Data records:
· · ·
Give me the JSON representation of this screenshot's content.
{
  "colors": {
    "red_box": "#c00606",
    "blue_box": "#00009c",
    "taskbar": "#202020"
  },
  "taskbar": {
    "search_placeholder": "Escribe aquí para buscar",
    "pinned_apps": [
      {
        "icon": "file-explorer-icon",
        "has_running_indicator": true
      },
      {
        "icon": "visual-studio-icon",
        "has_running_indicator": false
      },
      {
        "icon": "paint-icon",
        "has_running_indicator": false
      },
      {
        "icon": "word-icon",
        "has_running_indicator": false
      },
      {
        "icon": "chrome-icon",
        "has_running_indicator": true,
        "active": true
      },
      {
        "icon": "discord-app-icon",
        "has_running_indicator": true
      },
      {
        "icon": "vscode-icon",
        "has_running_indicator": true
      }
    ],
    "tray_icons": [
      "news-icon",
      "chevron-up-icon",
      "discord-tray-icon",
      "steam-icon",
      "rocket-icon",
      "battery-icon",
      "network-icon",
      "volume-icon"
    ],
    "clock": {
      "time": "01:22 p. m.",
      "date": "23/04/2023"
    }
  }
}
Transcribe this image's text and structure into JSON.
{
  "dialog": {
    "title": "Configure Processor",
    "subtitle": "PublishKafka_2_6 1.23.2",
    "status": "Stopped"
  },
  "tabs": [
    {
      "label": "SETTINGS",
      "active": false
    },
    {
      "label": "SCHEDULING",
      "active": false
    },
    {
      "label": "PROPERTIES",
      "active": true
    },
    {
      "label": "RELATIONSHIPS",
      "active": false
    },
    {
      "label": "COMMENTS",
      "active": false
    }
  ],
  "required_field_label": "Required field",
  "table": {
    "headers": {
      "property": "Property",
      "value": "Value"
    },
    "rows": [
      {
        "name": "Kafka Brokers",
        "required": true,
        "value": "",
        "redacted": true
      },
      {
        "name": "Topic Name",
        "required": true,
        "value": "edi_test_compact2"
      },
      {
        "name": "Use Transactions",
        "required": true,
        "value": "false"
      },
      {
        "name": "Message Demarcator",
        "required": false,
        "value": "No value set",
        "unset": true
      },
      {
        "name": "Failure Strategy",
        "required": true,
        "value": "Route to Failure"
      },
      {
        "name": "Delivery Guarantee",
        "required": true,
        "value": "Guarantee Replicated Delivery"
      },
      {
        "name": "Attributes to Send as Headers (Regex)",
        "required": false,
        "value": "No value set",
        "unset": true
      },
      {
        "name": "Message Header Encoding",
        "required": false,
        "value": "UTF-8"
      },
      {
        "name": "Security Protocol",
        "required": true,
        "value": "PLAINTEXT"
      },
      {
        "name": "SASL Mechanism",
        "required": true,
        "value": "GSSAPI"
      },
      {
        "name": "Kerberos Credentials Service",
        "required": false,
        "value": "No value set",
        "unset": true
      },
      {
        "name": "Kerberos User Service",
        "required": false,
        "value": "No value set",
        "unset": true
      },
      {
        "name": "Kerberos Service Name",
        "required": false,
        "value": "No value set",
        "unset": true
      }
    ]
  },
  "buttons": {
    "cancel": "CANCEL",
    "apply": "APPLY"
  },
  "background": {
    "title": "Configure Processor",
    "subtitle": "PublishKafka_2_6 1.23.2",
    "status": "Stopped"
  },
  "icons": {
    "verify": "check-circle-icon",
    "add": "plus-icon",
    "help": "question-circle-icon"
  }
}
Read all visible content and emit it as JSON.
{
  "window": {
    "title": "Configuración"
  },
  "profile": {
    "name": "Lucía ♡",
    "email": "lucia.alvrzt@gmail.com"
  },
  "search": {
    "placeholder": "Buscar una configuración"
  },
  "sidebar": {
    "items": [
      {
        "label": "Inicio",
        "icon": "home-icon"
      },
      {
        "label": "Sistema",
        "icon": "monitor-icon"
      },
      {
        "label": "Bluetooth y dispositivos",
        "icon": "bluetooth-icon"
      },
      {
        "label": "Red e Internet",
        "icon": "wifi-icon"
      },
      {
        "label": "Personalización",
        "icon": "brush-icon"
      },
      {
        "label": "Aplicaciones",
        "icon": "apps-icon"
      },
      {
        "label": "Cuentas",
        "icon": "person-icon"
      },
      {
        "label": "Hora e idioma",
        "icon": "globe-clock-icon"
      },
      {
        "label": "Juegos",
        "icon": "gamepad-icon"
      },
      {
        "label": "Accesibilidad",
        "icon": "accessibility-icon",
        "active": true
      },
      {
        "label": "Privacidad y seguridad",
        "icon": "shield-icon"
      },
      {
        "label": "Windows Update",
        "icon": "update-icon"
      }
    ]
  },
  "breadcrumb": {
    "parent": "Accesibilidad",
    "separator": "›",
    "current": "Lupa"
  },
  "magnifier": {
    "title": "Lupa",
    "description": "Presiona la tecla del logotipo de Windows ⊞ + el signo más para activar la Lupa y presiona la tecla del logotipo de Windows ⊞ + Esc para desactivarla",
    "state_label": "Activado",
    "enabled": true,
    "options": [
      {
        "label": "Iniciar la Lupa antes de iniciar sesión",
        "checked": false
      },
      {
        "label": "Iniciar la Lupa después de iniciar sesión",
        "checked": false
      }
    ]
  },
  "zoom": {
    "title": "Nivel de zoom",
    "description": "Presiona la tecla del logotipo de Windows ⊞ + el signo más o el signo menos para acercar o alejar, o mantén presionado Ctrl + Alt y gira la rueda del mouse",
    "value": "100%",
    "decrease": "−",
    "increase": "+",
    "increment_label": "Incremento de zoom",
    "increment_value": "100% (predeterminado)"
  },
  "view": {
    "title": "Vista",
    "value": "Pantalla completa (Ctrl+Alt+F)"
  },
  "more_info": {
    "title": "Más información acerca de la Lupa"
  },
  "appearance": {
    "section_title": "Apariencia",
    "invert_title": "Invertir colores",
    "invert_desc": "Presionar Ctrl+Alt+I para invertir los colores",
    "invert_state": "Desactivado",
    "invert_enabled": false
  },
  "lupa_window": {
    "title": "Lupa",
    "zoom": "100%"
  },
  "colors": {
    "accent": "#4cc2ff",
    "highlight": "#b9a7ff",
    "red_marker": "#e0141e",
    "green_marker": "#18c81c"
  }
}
· · ·
For the data above, state how many lines contain "tecla"; the number is the whole answer.

2